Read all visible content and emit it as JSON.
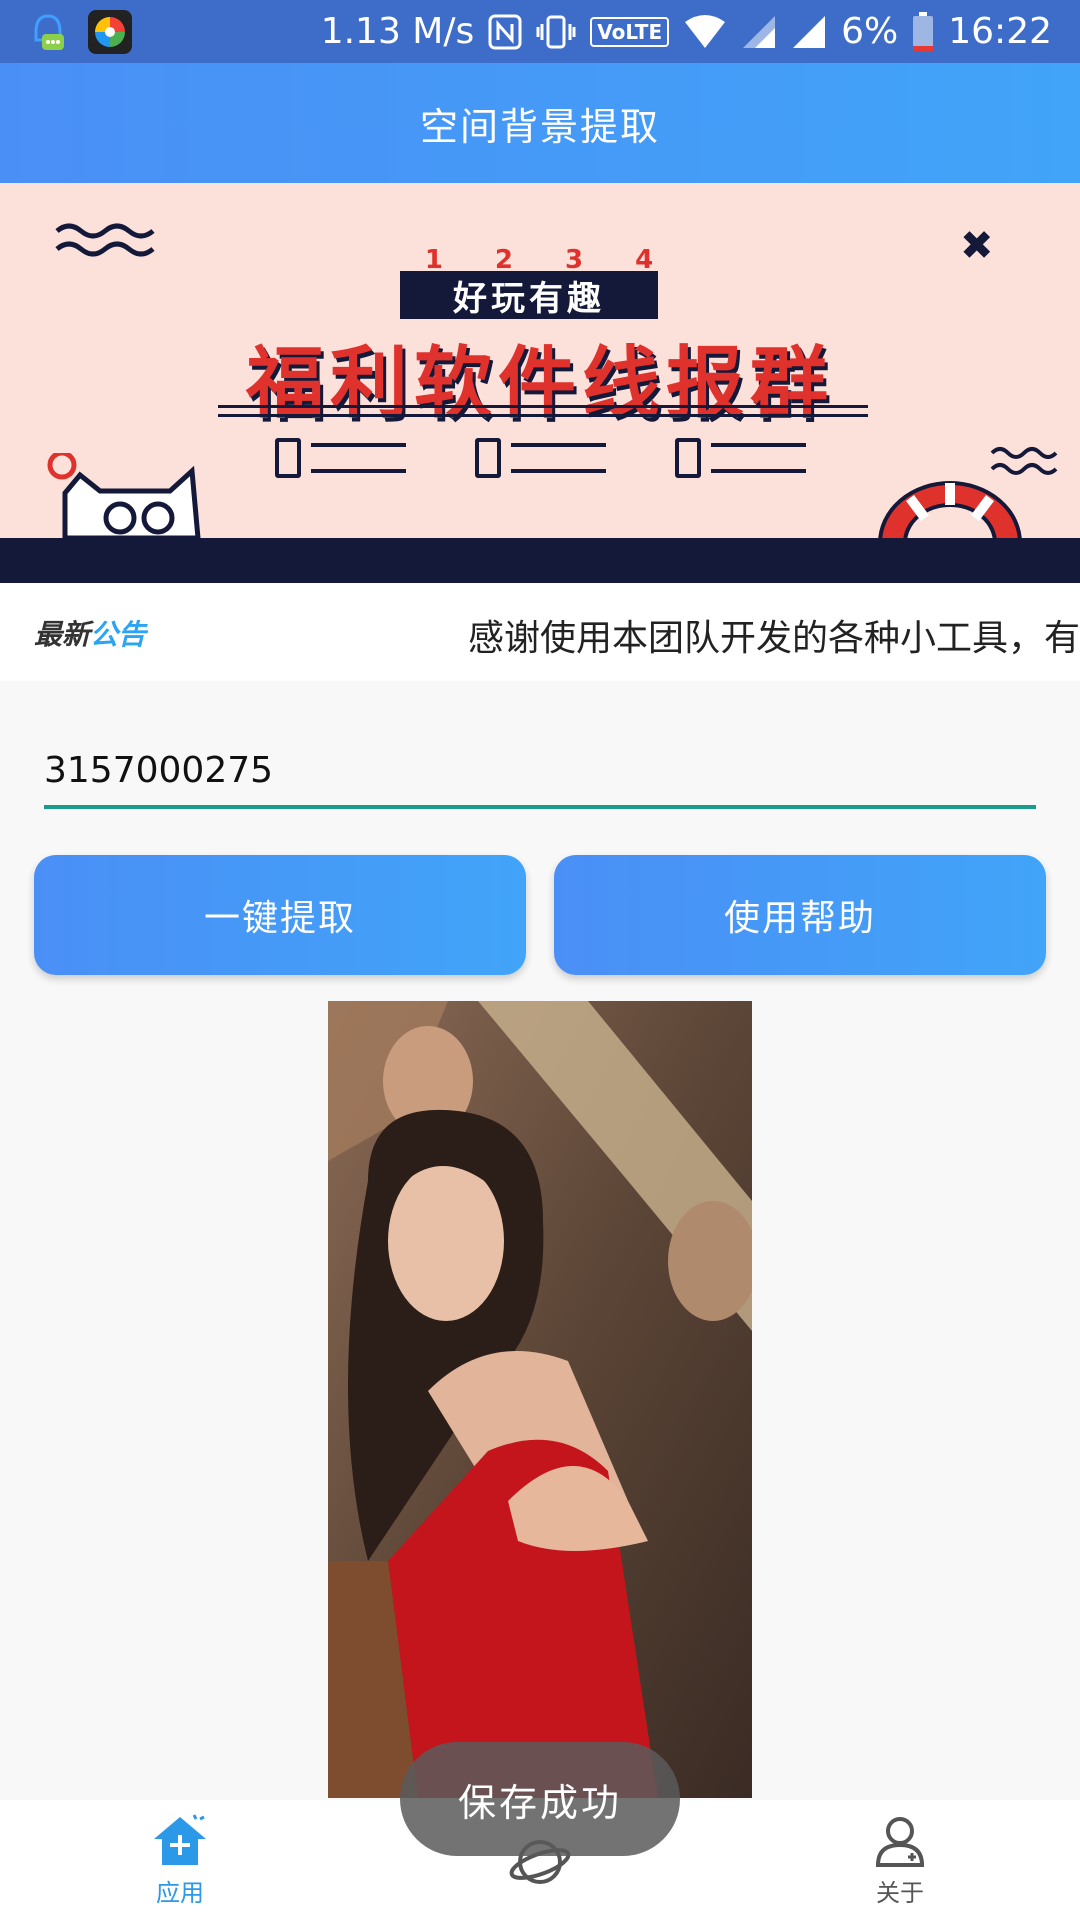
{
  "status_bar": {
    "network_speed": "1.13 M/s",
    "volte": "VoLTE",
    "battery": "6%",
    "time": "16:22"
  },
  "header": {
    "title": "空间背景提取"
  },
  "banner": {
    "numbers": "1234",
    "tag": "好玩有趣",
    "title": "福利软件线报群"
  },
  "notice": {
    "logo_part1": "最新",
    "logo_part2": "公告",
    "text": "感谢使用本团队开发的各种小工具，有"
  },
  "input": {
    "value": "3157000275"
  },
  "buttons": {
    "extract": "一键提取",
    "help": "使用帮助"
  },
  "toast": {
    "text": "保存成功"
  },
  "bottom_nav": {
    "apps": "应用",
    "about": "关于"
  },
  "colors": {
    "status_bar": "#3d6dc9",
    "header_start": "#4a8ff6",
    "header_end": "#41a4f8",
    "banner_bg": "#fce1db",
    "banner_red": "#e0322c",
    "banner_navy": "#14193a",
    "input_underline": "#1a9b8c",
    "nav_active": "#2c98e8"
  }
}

· · · ·

*Do this:*
Exactly reproduce each record, leaving out any pictures.

*The response:*
Read all visible content and emit it as JSON.
{
  "status_bar": {
    "network_speed": "1.13 M/s",
    "volte": "VoLTE",
    "battery": "6%",
    "time": "16:22"
  },
  "header": {
    "title": "空间背景提取"
  },
  "banner": {
    "numbers": "1234",
    "tag": "好玩有趣",
    "title": "福利软件线报群"
  },
  "notice": {
    "logo_part1": "最新",
    "logo_part2": "公告",
    "text": "感谢使用本团队开发的各种小工具，有"
  },
  "input": {
    "value": "3157000275"
  },
  "buttons": {
    "extract": "一键提取",
    "help": "使用帮助"
  },
  "toast": {
    "text": "保存成功"
  },
  "bottom_nav": {
    "apps": "应用",
    "about": "关于"
  },
  "colors": {
    "status_bar": "#3d6dc9",
    "header_start": "#4a8ff6",
    "header_end": "#41a4f8",
    "banner_bg": "#fce1db",
    "banner_red": "#e0322c",
    "banner_navy": "#14193a",
    "input_underline": "#1a9b8c",
    "nav_active": "#2c98e8"
  }
}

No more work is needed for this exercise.